Extracted data entries:
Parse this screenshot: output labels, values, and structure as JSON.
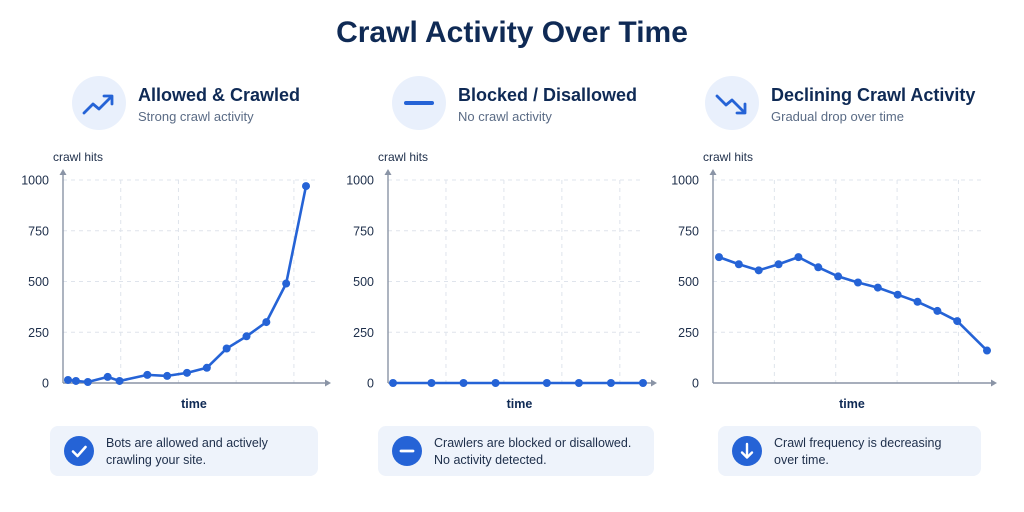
{
  "title": "Crawl Activity Over Time",
  "colors": {
    "accent": "#2563d6",
    "text": "#0f2a55",
    "icon_bg": "#e9f0fc",
    "note_bg": "#eef3fb",
    "axis": "#8a94a6",
    "grid": "#dfe4ec"
  },
  "panels": [
    {
      "title": "Allowed & Crawled",
      "subtitle": "Strong crawl activity",
      "icon": "trending-up-icon",
      "note_icon": "check-icon",
      "note_lines": [
        "Bots are allowed and actively",
        "crawling your site."
      ]
    },
    {
      "title": "Blocked / Disallowed",
      "subtitle": "No crawl activity",
      "icon": "minus-icon",
      "note_icon": "minus-icon",
      "note_lines": [
        "Crawlers are blocked or disallowed.",
        "No activity detected."
      ]
    },
    {
      "title": "Declining Crawl Activity",
      "subtitle": "Gradual drop over time",
      "icon": "trending-down-icon",
      "note_icon": "arrow-down-icon",
      "note_lines": [
        "Crawl frequency is decreasing",
        "over time."
      ]
    }
  ],
  "chart_data": [
    {
      "type": "line",
      "ylabel": "crawl hits",
      "xlabel": "time",
      "ylim": [
        0,
        1000
      ],
      "yticks": [
        "0",
        "250",
        "500",
        "750",
        "1000"
      ],
      "grid": true,
      "series": [
        {
          "x": [
            0,
            0.4,
            1,
            2,
            2.6,
            4,
            5,
            6,
            7,
            8,
            9,
            10,
            11,
            12
          ],
          "values": [
            15,
            10,
            5,
            30,
            10,
            40,
            35,
            50,
            75,
            170,
            230,
            300,
            490,
            970
          ]
        }
      ]
    },
    {
      "type": "line",
      "ylabel": "crawl hits",
      "xlabel": "time",
      "ylim": [
        0,
        1000
      ],
      "yticks": [
        "0",
        "250",
        "500",
        "750",
        "1000"
      ],
      "grid": true,
      "series": [
        {
          "x": [
            0,
            1.2,
            2.2,
            3.2,
            4.8,
            5.8,
            6.8,
            7.8
          ],
          "values": [
            0,
            0,
            0,
            0,
            0,
            0,
            0,
            0
          ]
        }
      ]
    },
    {
      "type": "line",
      "ylabel": "crawl hits",
      "xlabel": "time",
      "ylim": [
        0,
        1000
      ],
      "yticks": [
        "0",
        "250",
        "500",
        "750",
        "1000"
      ],
      "grid": true,
      "series": [
        {
          "x": [
            0,
            1,
            2,
            3,
            4,
            5,
            6,
            7,
            8,
            9,
            10,
            11,
            12,
            13.5
          ],
          "values": [
            620,
            585,
            555,
            585,
            620,
            570,
            525,
            495,
            470,
            435,
            400,
            355,
            305,
            160
          ]
        }
      ]
    }
  ]
}
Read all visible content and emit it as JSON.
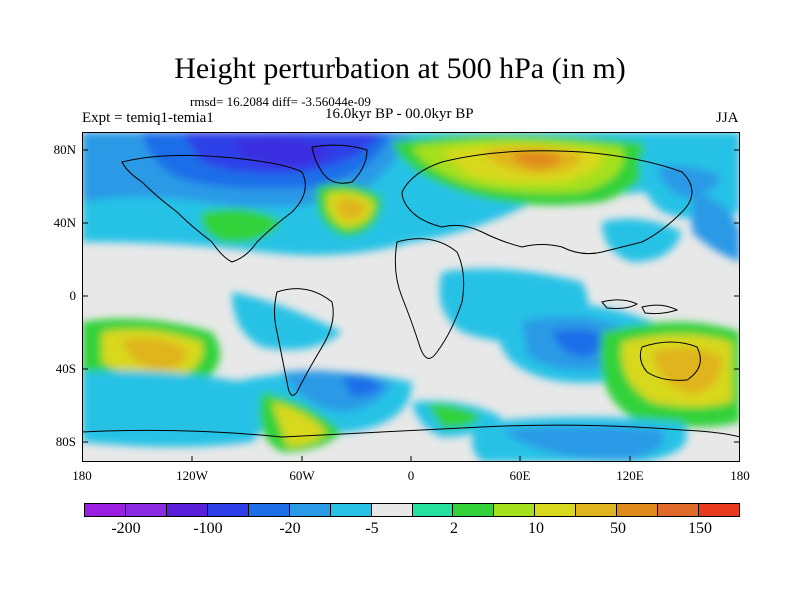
{
  "title": "Height perturbation at 500 hPa (in m)",
  "stats": "rmsd= 16.2084 diff= -3.56044e-09",
  "expt": "Expt = temiq1-temia1",
  "period": "16.0kyr BP - 00.0kyr BP",
  "season": "JJA",
  "y_ticks": [
    "80N",
    "40N",
    "0",
    "40S",
    "80S"
  ],
  "x_ticks": [
    "180",
    "120W",
    "60W",
    "0",
    "60E",
    "120E",
    "180"
  ],
  "colorbar": {
    "colors": [
      "#9b1fe0",
      "#8a2be2",
      "#5a1fd8",
      "#2f3fe8",
      "#1e6ee8",
      "#2b9ae6",
      "#27c2e6",
      "#e8e8e8",
      "#27e0a0",
      "#33d23a",
      "#a5e01e",
      "#d8d81e",
      "#e0b41e",
      "#e08a1e",
      "#e06a2a",
      "#e83a1e"
    ],
    "labels": [
      "-200",
      "-100",
      "-20",
      "-5",
      "2",
      "10",
      "50",
      "150"
    ]
  },
  "map": {
    "background_color": "#e8e8e8",
    "land_outline_color": "#000000"
  }
}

- **Written problem**:
Every record is to be reproduced exactly, with no pictures included.

- **Final result**:
Parse this screenshot: output labels, values, and structure as JSON.
{
  "title": "Crawl Activity Over Time",
  "colors": {
    "accent": "#2563d6",
    "text": "#0f2a55",
    "icon_bg": "#e9f0fc",
    "note_bg": "#eef3fb",
    "axis": "#8a94a6",
    "grid": "#dfe4ec"
  },
  "panels": [
    {
      "title": "Allowed & Crawled",
      "subtitle": "Strong crawl activity",
      "icon": "trending-up-icon",
      "note_icon": "check-icon",
      "note_lines": [
        "Bots are allowed and actively",
        "crawling your site."
      ]
    },
    {
      "title": "Blocked / Disallowed",
      "subtitle": "No crawl activity",
      "icon": "minus-icon",
      "note_icon": "minus-icon",
      "note_lines": [
        "Crawlers are blocked or disallowed.",
        "No activity detected."
      ]
    },
    {
      "title": "Declining Crawl Activity",
      "subtitle": "Gradual drop over time",
      "icon": "trending-down-icon",
      "note_icon": "arrow-down-icon",
      "note_lines": [
        "Crawl frequency is decreasing",
        "over time."
      ]
    }
  ],
  "chart_data": [
    {
      "type": "line",
      "ylabel": "crawl hits",
      "xlabel": "time",
      "ylim": [
        0,
        1000
      ],
      "yticks": [
        "0",
        "250",
        "500",
        "750",
        "1000"
      ],
      "grid": true,
      "series": [
        {
          "x": [
            0,
            0.4,
            1,
            2,
            2.6,
            4,
            5,
            6,
            7,
            8,
            9,
            10,
            11,
            12
          ],
          "values": [
            15,
            10,
            5,
            30,
            10,
            40,
            35,
            50,
            75,
            170,
            230,
            300,
            490,
            970
          ]
        }
      ]
    },
    {
      "type": "line",
      "ylabel": "crawl hits",
      "xlabel": "time",
      "ylim": [
        0,
        1000
      ],
      "yticks": [
        "0",
        "250",
        "500",
        "750",
        "1000"
      ],
      "grid": true,
      "series": [
        {
          "x": [
            0,
            1.2,
            2.2,
            3.2,
            4.8,
            5.8,
            6.8,
            7.8
          ],
          "values": [
            0,
            0,
            0,
            0,
            0,
            0,
            0,
            0
          ]
        }
      ]
    },
    {
      "type": "line",
      "ylabel": "crawl hits",
      "xlabel": "time",
      "ylim": [
        0,
        1000
      ],
      "yticks": [
        "0",
        "250",
        "500",
        "750",
        "1000"
      ],
      "grid": true,
      "series": [
        {
          "x": [
            0,
            1,
            2,
            3,
            4,
            5,
            6,
            7,
            8,
            9,
            10,
            11,
            12,
            13.5
          ],
          "values": [
            620,
            585,
            555,
            585,
            620,
            570,
            525,
            495,
            470,
            435,
            400,
            355,
            305,
            160
          ]
        }
      ]
    }
  ]
}
Read all visible content and emit it as JSON.
{
  "title": "Height perturbation at 500 hPa (in m)",
  "stats": "rmsd= 16.2084 diff= -3.56044e-09",
  "expt": "Expt = temiq1-temia1",
  "period": "16.0kyr BP - 00.0kyr BP",
  "season": "JJA",
  "y_ticks": [
    "80N",
    "40N",
    "0",
    "40S",
    "80S"
  ],
  "x_ticks": [
    "180",
    "120W",
    "60W",
    "0",
    "60E",
    "120E",
    "180"
  ],
  "colorbar": {
    "colors": [
      "#9b1fe0",
      "#8a2be2",
      "#5a1fd8",
      "#2f3fe8",
      "#1e6ee8",
      "#2b9ae6",
      "#27c2e6",
      "#e8e8e8",
      "#27e0a0",
      "#33d23a",
      "#a5e01e",
      "#d8d81e",
      "#e0b41e",
      "#e08a1e",
      "#e06a2a",
      "#e83a1e"
    ],
    "labels": [
      "-200",
      "-100",
      "-20",
      "-5",
      "2",
      "10",
      "50",
      "150"
    ]
  },
  "map": {
    "background_color": "#e8e8e8",
    "land_outline_color": "#000000"
  }
}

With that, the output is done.